── THE RECORDS

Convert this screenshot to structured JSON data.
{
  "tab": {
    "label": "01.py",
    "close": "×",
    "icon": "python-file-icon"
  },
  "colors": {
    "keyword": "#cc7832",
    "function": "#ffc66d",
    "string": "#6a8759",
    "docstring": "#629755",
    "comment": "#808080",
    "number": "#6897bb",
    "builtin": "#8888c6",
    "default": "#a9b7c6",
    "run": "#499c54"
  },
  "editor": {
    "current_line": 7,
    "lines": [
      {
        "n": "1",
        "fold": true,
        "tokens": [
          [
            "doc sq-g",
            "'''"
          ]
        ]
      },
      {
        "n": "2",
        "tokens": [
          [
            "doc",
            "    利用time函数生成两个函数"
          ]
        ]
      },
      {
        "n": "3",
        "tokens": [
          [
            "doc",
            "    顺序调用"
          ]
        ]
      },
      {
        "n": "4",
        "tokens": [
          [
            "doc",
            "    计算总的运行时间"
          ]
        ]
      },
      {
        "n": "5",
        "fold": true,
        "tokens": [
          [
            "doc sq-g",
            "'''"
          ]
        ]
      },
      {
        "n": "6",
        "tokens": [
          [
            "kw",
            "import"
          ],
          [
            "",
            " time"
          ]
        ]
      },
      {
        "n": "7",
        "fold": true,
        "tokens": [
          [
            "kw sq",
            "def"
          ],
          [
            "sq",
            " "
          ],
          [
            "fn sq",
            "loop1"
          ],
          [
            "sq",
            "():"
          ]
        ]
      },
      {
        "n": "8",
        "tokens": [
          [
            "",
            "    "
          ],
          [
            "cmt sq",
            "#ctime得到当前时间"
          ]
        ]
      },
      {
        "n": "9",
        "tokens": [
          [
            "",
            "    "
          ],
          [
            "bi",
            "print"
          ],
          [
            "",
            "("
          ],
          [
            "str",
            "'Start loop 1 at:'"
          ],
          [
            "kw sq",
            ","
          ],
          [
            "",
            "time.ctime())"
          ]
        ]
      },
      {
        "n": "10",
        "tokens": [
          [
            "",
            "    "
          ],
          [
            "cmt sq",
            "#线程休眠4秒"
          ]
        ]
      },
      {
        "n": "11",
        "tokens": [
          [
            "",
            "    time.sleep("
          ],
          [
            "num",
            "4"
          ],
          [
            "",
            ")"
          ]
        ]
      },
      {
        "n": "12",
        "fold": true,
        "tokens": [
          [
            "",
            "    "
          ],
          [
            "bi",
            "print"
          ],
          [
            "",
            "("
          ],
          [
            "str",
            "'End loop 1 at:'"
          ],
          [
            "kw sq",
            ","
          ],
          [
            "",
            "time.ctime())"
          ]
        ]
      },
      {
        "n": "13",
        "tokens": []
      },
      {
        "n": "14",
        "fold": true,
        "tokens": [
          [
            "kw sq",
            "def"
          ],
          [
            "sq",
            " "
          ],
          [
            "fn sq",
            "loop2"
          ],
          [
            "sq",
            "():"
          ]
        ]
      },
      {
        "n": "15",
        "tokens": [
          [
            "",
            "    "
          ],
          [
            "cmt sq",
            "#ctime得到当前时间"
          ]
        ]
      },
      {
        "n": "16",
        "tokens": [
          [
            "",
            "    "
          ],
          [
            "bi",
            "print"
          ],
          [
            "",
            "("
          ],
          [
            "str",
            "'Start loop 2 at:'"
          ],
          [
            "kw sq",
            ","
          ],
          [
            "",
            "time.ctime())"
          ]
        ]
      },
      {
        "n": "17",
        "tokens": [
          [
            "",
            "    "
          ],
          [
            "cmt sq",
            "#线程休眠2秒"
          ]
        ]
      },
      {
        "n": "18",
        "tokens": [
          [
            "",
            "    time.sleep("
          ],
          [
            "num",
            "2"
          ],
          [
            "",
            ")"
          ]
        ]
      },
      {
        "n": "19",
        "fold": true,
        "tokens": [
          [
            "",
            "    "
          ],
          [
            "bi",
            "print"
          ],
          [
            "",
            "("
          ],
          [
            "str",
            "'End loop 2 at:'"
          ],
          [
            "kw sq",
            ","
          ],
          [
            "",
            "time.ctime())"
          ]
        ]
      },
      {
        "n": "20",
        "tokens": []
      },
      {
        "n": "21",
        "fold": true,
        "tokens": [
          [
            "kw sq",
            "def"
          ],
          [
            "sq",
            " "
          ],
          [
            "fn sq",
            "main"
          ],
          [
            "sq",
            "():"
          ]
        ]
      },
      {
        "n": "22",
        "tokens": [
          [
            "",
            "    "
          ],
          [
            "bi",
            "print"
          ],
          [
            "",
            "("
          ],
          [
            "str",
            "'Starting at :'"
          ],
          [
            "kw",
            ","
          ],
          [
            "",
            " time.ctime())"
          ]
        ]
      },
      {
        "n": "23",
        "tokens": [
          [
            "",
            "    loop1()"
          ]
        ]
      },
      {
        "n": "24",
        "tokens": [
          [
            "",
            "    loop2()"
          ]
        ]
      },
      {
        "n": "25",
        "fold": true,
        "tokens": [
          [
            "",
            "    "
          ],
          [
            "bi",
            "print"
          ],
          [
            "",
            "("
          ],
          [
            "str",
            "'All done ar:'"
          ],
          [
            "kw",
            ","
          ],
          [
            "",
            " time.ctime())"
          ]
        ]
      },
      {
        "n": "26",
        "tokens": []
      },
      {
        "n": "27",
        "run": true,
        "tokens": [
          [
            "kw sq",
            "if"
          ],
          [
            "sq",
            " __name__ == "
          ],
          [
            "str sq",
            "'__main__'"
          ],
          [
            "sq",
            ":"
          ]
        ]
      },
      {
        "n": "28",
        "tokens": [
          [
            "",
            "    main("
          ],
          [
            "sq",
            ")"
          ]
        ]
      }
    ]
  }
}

────

STATED PROBLEM:
Reproduce the material precisely, including every line.

FINAL ANSWER:
Convert this screenshot to structured JSON data.
{
  "tab": {
    "label": "01.py",
    "close": "×",
    "icon": "python-file-icon"
  },
  "colors": {
    "keyword": "#cc7832",
    "function": "#ffc66d",
    "string": "#6a8759",
    "docstring": "#629755",
    "comment": "#808080",
    "number": "#6897bb",
    "builtin": "#8888c6",
    "default": "#a9b7c6",
    "run": "#499c54"
  },
  "editor": {
    "current_line": 7,
    "lines": [
      {
        "n": "1",
        "fold": true,
        "tokens": [
          [
            "doc sq-g",
            "'''"
          ]
        ]
      },
      {
        "n": "2",
        "tokens": [
          [
            "doc",
            "    利用time函数生成两个函数"
          ]
        ]
      },
      {
        "n": "3",
        "tokens": [
          [
            "doc",
            "    顺序调用"
          ]
        ]
      },
      {
        "n": "4",
        "tokens": [
          [
            "doc",
            "    计算总的运行时间"
          ]
        ]
      },
      {
        "n": "5",
        "fold": true,
        "tokens": [
          [
            "doc sq-g",
            "'''"
          ]
        ]
      },
      {
        "n": "6",
        "tokens": [
          [
            "kw",
            "import"
          ],
          [
            "",
            " time"
          ]
        ]
      },
      {
        "n": "7",
        "fold": true,
        "tokens": [
          [
            "kw sq",
            "def"
          ],
          [
            "sq",
            " "
          ],
          [
            "fn sq",
            "loop1"
          ],
          [
            "sq",
            "():"
          ]
        ]
      },
      {
        "n": "8",
        "tokens": [
          [
            "",
            "    "
          ],
          [
            "cmt sq",
            "#ctime得到当前时间"
          ]
        ]
      },
      {
        "n": "9",
        "tokens": [
          [
            "",
            "    "
          ],
          [
            "bi",
            "print"
          ],
          [
            "",
            "("
          ],
          [
            "str",
            "'Start loop 1 at:'"
          ],
          [
            "kw sq",
            ","
          ],
          [
            "",
            "time.ctime())"
          ]
        ]
      },
      {
        "n": "10",
        "tokens": [
          [
            "",
            "    "
          ],
          [
            "cmt sq",
            "#线程休眠4秒"
          ]
        ]
      },
      {
        "n": "11",
        "tokens": [
          [
            "",
            "    time.sleep("
          ],
          [
            "num",
            "4"
          ],
          [
            "",
            ")"
          ]
        ]
      },
      {
        "n": "12",
        "fold": true,
        "tokens": [
          [
            "",
            "    "
          ],
          [
            "bi",
            "print"
          ],
          [
            "",
            "("
          ],
          [
            "str",
            "'End loop 1 at:'"
          ],
          [
            "kw sq",
            ","
          ],
          [
            "",
            "time.ctime())"
          ]
        ]
      },
      {
        "n": "13",
        "tokens": []
      },
      {
        "n": "14",
        "fold": true,
        "tokens": [
          [
            "kw sq",
            "def"
          ],
          [
            "sq",
            " "
          ],
          [
            "fn sq",
            "loop2"
          ],
          [
            "sq",
            "():"
          ]
        ]
      },
      {
        "n": "15",
        "tokens": [
          [
            "",
            "    "
          ],
          [
            "cmt sq",
            "#ctime得到当前时间"
          ]
        ]
      },
      {
        "n": "16",
        "tokens": [
          [
            "",
            "    "
          ],
          [
            "bi",
            "print"
          ],
          [
            "",
            "("
          ],
          [
            "str",
            "'Start loop 2 at:'"
          ],
          [
            "kw sq",
            ","
          ],
          [
            "",
            "time.ctime())"
          ]
        ]
      },
      {
        "n": "17",
        "tokens": [
          [
            "",
            "    "
          ],
          [
            "cmt sq",
            "#线程休眠2秒"
          ]
        ]
      },
      {
        "n": "18",
        "tokens": [
          [
            "",
            "    time.sleep("
          ],
          [
            "num",
            "2"
          ],
          [
            "",
            ")"
          ]
        ]
      },
      {
        "n": "19",
        "fold": true,
        "tokens": [
          [
            "",
            "    "
          ],
          [
            "bi",
            "print"
          ],
          [
            "",
            "("
          ],
          [
            "str",
            "'End loop 2 at:'"
          ],
          [
            "kw sq",
            ","
          ],
          [
            "",
            "time.ctime())"
          ]
        ]
      },
      {
        "n": "20",
        "tokens": []
      },
      {
        "n": "21",
        "fold": true,
        "tokens": [
          [
            "kw sq",
            "def"
          ],
          [
            "sq",
            " "
          ],
          [
            "fn sq",
            "main"
          ],
          [
            "sq",
            "():"
          ]
        ]
      },
      {
        "n": "22",
        "tokens": [
          [
            "",
            "    "
          ],
          [
            "bi",
            "print"
          ],
          [
            "",
            "("
          ],
          [
            "str",
            "'Starting at :'"
          ],
          [
            "kw",
            ","
          ],
          [
            "",
            " time.ctime())"
          ]
        ]
      },
      {
        "n": "23",
        "tokens": [
          [
            "",
            "    loop1()"
          ]
        ]
      },
      {
        "n": "24",
        "tokens": [
          [
            "",
            "    loop2()"
          ]
        ]
      },
      {
        "n": "25",
        "fold": true,
        "tokens": [
          [
            "",
            "    "
          ],
          [
            "bi",
            "print"
          ],
          [
            "",
            "("
          ],
          [
            "str",
            "'All done ar:'"
          ],
          [
            "kw",
            ","
          ],
          [
            "",
            " time.ctime())"
          ]
        ]
      },
      {
        "n": "26",
        "tokens": []
      },
      {
        "n": "27",
        "run": true,
        "tokens": [
          [
            "kw sq",
            "if"
          ],
          [
            "sq",
            " __name__ == "
          ],
          [
            "str sq",
            "'__main__'"
          ],
          [
            "sq",
            ":"
          ]
        ]
      },
      {
        "n": "28",
        "tokens": [
          [
            "",
            "    main("
          ],
          [
            "sq",
            ")"
          ]
        ]
      }
    ]
  }
}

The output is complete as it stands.